OBJECTIVE: Copy out every line containing the word "svědectví".

A run of records
______

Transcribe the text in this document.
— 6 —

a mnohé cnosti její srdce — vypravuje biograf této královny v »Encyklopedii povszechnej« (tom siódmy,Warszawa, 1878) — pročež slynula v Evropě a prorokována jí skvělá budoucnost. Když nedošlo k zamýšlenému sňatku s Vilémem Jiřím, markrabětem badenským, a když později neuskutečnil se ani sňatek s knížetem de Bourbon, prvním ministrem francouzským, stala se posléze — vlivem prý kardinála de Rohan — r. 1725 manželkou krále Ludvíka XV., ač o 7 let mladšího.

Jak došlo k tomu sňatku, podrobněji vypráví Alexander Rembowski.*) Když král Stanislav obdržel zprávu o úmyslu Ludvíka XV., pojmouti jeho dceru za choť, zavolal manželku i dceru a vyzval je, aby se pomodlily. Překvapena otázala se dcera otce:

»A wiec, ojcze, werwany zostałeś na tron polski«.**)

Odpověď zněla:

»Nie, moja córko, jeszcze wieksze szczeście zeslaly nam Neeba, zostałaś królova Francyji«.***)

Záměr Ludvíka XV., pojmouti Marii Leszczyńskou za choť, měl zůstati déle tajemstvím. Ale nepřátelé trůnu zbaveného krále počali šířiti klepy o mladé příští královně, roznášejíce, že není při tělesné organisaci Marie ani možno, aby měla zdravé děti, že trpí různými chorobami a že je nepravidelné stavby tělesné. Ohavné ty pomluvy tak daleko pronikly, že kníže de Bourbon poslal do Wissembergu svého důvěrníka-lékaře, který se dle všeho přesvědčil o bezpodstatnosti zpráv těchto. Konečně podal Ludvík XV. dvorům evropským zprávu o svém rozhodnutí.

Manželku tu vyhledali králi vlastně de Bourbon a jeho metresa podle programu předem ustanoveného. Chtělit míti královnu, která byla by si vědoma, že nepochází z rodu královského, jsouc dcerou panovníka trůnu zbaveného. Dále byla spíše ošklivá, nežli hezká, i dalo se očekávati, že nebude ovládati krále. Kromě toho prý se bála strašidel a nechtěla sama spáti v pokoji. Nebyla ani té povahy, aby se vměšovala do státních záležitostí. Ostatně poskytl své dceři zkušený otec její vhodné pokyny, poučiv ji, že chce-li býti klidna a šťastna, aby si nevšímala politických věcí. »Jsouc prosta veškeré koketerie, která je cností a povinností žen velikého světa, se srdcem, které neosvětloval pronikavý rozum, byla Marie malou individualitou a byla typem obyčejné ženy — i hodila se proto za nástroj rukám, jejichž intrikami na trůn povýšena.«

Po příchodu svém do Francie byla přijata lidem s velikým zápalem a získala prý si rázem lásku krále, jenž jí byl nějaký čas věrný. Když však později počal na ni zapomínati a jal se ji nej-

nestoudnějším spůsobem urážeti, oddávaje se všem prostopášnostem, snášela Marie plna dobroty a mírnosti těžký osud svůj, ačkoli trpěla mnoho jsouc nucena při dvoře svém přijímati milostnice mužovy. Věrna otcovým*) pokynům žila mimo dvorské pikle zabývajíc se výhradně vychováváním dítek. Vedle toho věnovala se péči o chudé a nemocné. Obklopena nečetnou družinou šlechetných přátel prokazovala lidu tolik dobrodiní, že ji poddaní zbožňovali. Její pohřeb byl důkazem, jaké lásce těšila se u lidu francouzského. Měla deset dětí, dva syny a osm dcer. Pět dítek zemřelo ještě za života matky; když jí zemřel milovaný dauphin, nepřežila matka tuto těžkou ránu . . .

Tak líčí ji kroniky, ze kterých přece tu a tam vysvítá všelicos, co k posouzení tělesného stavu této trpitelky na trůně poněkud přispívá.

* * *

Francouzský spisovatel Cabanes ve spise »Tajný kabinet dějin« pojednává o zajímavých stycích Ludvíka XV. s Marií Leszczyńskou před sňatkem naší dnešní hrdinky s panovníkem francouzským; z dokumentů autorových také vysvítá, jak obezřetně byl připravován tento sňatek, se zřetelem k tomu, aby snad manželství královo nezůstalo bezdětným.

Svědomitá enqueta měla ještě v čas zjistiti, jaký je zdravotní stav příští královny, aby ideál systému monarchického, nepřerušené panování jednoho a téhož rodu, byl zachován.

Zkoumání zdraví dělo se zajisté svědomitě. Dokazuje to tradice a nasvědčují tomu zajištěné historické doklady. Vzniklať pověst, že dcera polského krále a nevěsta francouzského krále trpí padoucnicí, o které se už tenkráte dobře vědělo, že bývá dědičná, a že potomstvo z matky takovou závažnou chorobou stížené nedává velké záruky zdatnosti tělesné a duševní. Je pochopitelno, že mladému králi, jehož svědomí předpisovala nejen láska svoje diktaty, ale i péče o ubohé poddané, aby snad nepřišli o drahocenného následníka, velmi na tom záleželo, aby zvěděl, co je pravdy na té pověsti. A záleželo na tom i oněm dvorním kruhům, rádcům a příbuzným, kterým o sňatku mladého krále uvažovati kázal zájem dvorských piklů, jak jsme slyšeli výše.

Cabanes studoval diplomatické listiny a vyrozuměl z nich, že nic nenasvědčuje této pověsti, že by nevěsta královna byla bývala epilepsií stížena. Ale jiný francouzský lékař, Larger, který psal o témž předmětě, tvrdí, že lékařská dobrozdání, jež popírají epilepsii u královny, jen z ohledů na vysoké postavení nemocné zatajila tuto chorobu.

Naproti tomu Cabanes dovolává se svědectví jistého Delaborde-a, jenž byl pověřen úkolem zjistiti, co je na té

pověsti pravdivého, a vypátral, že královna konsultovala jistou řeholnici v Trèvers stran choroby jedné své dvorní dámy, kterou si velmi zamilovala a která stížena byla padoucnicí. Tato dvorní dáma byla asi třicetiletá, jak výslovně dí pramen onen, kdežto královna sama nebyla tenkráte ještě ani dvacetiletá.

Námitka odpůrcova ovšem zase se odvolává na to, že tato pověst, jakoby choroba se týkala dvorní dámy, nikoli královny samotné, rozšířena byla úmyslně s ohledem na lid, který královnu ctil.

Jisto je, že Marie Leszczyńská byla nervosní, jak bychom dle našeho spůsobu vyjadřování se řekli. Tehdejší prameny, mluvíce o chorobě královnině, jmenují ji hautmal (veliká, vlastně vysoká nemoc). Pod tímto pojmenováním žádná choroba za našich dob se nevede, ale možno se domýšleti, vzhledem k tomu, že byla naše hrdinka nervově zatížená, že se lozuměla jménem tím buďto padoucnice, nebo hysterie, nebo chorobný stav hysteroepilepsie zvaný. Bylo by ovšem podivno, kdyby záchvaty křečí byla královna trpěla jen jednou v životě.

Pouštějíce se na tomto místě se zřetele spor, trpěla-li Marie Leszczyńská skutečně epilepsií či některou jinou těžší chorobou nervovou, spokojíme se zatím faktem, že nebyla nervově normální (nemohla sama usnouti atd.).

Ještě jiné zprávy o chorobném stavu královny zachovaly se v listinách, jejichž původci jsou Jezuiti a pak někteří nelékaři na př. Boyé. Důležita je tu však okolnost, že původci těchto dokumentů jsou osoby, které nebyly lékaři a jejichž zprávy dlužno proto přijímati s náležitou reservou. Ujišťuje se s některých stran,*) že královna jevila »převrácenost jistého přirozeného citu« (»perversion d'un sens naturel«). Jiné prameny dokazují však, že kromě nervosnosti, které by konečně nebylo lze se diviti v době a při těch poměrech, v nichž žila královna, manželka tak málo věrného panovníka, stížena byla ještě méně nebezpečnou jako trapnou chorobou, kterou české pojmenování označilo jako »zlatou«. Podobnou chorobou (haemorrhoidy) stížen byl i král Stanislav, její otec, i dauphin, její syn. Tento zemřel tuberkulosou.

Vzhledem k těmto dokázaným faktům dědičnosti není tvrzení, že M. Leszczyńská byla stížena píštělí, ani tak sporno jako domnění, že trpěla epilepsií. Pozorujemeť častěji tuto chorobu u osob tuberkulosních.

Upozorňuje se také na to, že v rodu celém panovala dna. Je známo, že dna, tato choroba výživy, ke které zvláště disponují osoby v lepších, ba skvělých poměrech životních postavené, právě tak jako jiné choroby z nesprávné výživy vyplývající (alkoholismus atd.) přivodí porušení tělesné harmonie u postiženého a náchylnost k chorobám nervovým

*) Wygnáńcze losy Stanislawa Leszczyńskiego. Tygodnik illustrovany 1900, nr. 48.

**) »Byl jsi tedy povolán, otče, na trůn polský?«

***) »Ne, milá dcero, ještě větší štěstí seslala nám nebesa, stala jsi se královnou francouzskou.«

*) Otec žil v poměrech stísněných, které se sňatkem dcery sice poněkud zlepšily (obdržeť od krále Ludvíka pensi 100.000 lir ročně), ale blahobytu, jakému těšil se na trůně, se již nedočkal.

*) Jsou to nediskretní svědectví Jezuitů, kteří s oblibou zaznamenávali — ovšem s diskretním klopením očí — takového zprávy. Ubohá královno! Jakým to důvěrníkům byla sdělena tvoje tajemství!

______

RESULT BELOW:
Naproti tomu Cabanes dovolává se svědectví jistého Delaborde-a, jenž byl pověřen úkolem zjistiti, co je na té
*) Jsou to nediskretní svědectví Jezuitů, kteří s oblibou zaznamenávali — ovšem s diskretním klopením očí — takového zprávy. Ubohá královno! Jakým to důvěrníkům byla sdělena tvoje tajemství!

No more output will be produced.